* _Extracted data_

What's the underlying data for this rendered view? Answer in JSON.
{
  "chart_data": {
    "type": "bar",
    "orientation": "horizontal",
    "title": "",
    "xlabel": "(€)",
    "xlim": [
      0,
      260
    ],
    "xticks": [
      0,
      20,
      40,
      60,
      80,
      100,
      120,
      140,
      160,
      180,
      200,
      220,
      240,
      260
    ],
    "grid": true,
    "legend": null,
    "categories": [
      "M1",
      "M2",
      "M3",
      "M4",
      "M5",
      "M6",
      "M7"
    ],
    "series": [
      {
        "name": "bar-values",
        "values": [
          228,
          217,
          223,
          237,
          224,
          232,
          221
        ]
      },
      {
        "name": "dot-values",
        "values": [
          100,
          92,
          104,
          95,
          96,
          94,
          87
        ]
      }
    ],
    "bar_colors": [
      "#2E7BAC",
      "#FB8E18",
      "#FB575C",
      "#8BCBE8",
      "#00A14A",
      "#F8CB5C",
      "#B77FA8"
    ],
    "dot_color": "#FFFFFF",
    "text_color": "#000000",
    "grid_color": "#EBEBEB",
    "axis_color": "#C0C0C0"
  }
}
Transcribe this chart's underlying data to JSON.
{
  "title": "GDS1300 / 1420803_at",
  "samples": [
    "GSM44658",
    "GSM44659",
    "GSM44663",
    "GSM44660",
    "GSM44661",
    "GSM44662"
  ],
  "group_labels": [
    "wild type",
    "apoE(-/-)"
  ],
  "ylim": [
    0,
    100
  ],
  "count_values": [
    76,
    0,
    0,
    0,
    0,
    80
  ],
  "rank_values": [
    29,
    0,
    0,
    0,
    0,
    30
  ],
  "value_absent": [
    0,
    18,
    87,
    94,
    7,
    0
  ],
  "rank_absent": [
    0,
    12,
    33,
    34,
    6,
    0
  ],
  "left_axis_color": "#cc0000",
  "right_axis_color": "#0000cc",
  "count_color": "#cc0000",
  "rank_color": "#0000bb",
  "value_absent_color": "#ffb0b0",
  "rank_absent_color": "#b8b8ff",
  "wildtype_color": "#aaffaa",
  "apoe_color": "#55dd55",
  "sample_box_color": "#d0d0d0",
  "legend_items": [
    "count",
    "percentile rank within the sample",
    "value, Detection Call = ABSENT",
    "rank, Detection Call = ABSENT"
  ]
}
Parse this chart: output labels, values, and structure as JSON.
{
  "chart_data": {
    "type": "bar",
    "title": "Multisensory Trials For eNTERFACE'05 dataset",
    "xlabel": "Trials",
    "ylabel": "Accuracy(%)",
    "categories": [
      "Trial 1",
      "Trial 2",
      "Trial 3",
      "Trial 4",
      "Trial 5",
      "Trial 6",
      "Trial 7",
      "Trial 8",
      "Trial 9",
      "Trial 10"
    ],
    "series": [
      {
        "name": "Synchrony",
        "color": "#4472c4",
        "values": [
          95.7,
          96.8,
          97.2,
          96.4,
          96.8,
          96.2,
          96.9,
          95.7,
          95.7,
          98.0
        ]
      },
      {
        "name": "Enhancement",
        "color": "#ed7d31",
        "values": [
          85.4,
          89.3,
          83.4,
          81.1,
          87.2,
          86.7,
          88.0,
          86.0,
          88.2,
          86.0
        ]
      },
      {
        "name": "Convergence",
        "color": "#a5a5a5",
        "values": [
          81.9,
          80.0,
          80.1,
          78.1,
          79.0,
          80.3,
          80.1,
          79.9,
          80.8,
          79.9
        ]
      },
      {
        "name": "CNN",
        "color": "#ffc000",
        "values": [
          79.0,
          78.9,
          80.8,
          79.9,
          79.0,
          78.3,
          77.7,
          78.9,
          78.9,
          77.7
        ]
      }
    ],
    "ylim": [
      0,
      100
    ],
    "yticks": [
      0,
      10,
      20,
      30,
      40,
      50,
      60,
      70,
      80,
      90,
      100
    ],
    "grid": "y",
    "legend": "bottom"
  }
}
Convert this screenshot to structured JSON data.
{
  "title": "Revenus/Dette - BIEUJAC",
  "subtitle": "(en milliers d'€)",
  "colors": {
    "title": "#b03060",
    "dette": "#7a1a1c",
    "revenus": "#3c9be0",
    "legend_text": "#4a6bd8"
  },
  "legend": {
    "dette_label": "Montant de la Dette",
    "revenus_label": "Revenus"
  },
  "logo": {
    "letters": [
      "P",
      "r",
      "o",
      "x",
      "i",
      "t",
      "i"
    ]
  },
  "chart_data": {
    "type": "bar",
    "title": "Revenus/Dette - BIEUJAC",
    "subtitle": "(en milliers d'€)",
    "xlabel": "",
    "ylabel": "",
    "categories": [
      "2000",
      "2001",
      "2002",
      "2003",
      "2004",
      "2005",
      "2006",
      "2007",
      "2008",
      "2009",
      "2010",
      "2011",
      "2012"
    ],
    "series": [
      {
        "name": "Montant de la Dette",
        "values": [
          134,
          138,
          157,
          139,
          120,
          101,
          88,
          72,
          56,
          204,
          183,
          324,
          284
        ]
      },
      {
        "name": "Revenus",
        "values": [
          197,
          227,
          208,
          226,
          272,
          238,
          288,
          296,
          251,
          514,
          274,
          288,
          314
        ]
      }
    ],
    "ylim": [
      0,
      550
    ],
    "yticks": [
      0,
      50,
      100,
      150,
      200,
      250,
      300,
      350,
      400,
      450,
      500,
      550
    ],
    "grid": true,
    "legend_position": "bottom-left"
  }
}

* _Goal_
Return all the lines that contain the string "Call".

* _Expected output_
    "value, Detection Call = ABSENT",
    "rank, Detection Call = ABSENT"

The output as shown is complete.